Repeat verbatim every line of the material, beginning at the line that holds "What text is on this page?" and ending at its last line.

━━━━━ Extracted information ━━━━━

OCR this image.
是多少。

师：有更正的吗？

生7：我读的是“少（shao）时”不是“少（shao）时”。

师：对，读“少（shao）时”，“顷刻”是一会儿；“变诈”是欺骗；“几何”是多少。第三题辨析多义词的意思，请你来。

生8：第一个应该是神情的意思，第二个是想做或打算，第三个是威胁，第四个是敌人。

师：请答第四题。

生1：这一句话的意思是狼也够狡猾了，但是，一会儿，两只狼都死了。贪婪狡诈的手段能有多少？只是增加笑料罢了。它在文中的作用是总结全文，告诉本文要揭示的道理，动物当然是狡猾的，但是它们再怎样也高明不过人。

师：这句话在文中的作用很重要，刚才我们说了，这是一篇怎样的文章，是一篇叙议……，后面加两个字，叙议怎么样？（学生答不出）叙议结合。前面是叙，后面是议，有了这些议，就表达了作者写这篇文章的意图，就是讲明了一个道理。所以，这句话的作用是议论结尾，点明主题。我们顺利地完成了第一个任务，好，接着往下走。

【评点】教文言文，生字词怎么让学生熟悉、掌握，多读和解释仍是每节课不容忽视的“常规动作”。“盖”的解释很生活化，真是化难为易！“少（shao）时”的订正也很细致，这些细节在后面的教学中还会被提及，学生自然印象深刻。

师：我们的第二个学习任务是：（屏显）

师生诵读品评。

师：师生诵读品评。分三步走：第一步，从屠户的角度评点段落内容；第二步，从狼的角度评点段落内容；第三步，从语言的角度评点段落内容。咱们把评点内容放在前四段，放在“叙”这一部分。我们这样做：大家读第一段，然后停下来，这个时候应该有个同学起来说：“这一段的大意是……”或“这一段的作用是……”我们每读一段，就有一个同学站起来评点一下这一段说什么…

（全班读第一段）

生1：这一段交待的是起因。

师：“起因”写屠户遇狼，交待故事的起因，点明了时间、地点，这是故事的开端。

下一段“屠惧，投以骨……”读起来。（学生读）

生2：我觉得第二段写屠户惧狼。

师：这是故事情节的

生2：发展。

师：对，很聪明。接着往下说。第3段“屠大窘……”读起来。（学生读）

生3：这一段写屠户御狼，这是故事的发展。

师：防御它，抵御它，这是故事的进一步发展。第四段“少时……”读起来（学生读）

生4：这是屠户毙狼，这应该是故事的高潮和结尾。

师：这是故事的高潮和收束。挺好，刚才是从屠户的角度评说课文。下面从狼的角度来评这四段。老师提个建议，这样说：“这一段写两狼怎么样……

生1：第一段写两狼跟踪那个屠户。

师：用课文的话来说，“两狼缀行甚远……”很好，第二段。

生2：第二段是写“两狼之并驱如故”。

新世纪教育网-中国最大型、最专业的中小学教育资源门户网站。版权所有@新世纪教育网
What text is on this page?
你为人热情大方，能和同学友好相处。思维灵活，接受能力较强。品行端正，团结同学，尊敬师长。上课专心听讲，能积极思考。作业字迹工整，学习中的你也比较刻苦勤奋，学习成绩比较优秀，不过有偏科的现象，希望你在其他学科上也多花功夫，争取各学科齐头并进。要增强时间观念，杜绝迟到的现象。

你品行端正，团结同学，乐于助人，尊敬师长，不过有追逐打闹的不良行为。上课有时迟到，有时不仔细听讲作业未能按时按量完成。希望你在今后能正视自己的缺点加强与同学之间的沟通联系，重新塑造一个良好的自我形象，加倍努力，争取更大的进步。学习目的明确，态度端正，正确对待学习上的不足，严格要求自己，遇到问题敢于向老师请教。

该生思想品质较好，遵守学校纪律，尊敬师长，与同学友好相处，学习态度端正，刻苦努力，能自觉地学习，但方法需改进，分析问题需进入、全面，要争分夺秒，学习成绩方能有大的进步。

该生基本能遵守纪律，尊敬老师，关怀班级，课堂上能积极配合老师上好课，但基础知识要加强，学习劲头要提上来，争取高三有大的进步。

━━━━━

Result below:
What text is on this page?
你为人热情大方，能和同学友好相处。思维灵活，接受能力较强。品行端正，团结同学，尊敬师长。上课专心听讲，能积极思考。作业字迹工整，学习中的你也比较刻苦勤奋，学习成绩比较优秀，不过有偏科的现象，希望你在其他学科上也多花功夫，争取各学科齐头并进。要增强时间观念，杜绝迟到的现象。

你品行端正，团结同学，乐于助人，尊敬师长，不过有追逐打闹的不良行为。上课有时迟到，有时不仔细听讲作业未能按时按量完成。希望你在今后能正视自己的缺点加强与同学之间的沟通联系，重新塑造一个良好的自我形象，加倍努力，争取更大的进步。学习目的明确，态度端正，正确对待学习上的不足，严格要求自己，遇到问题敢于向老师请教。

该生思想品质较好，遵守学校纪律，尊敬师长，与同学友好相处，学习态度端正，刻苦努力，能自觉地学习，但方法需改进，分析问题需进入、全面，要争分夺秒，学习成绩方能有大的进步。

该生基本能遵守纪律，尊敬老师，关怀班级，课堂上能积极配合老师上好课，但基础知识要加强，学习劲头要提上来，争取高三有大的进步。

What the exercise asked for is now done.